• TASK OBJECTIVE:
Write out all records as given; omit images.
-- DATA FOR THIS TASK start --
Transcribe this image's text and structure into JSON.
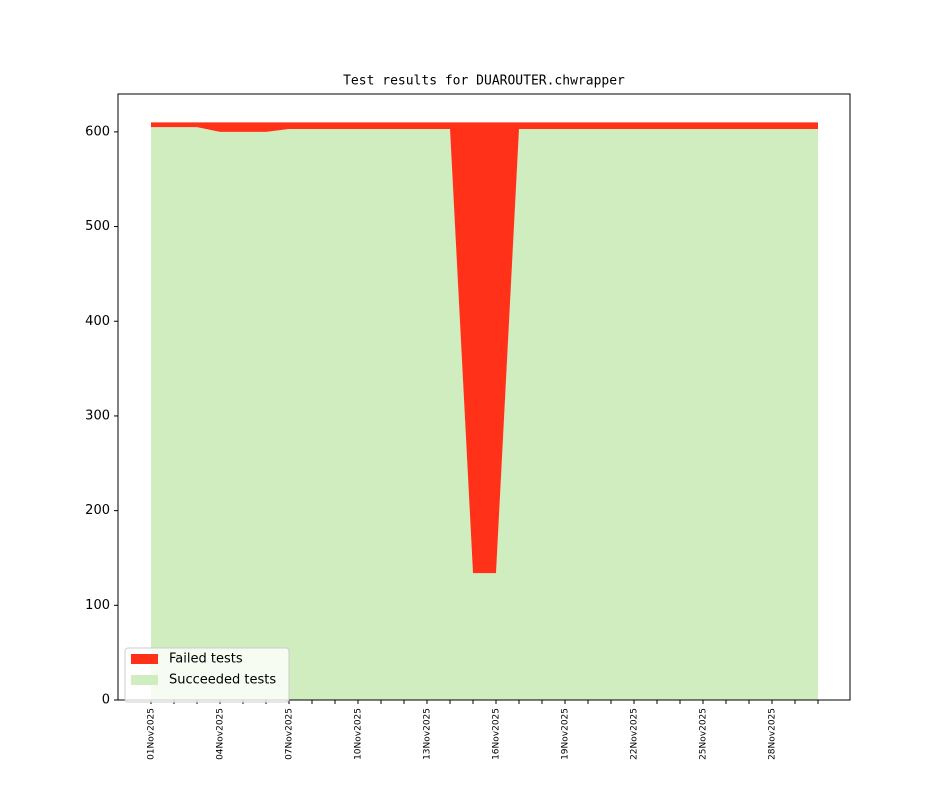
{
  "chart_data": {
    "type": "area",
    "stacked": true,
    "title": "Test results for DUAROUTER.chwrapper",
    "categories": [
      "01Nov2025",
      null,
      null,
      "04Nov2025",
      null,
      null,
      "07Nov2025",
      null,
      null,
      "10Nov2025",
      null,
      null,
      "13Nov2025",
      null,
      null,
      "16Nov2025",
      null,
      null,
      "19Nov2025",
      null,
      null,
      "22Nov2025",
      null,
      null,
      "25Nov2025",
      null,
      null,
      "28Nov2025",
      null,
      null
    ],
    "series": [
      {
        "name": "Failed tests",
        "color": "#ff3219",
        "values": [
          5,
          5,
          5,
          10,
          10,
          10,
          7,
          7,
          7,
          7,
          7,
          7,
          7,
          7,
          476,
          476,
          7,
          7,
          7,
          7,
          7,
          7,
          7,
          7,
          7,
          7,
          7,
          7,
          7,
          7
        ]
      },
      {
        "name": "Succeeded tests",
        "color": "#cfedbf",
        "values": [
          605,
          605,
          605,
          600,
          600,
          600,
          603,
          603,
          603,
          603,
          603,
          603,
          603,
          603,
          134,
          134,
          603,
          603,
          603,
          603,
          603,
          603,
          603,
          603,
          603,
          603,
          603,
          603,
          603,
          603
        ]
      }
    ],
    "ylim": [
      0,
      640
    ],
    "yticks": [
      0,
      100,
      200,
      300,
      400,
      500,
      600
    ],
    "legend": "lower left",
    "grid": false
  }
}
-- DATA FOR THIS TASK end --
• ANSWER IN FULL:
Transcribe this image's text and structure into JSON.
{
  "chart_data": {
    "type": "area",
    "stacked": true,
    "title": "Test results for DUAROUTER.chwrapper",
    "categories": [
      "01Nov2025",
      null,
      null,
      "04Nov2025",
      null,
      null,
      "07Nov2025",
      null,
      null,
      "10Nov2025",
      null,
      null,
      "13Nov2025",
      null,
      null,
      "16Nov2025",
      null,
      null,
      "19Nov2025",
      null,
      null,
      "22Nov2025",
      null,
      null,
      "25Nov2025",
      null,
      null,
      "28Nov2025",
      null,
      null
    ],
    "series": [
      {
        "name": "Failed tests",
        "color": "#ff3219",
        "values": [
          5,
          5,
          5,
          10,
          10,
          10,
          7,
          7,
          7,
          7,
          7,
          7,
          7,
          7,
          476,
          476,
          7,
          7,
          7,
          7,
          7,
          7,
          7,
          7,
          7,
          7,
          7,
          7,
          7,
          7
        ]
      },
      {
        "name": "Succeeded tests",
        "color": "#cfedbf",
        "values": [
          605,
          605,
          605,
          600,
          600,
          600,
          603,
          603,
          603,
          603,
          603,
          603,
          603,
          603,
          134,
          134,
          603,
          603,
          603,
          603,
          603,
          603,
          603,
          603,
          603,
          603,
          603,
          603,
          603,
          603
        ]
      }
    ],
    "ylim": [
      0,
      640
    ],
    "yticks": [
      0,
      100,
      200,
      300,
      400,
      500,
      600
    ],
    "legend": "lower left",
    "grid": false
  }
}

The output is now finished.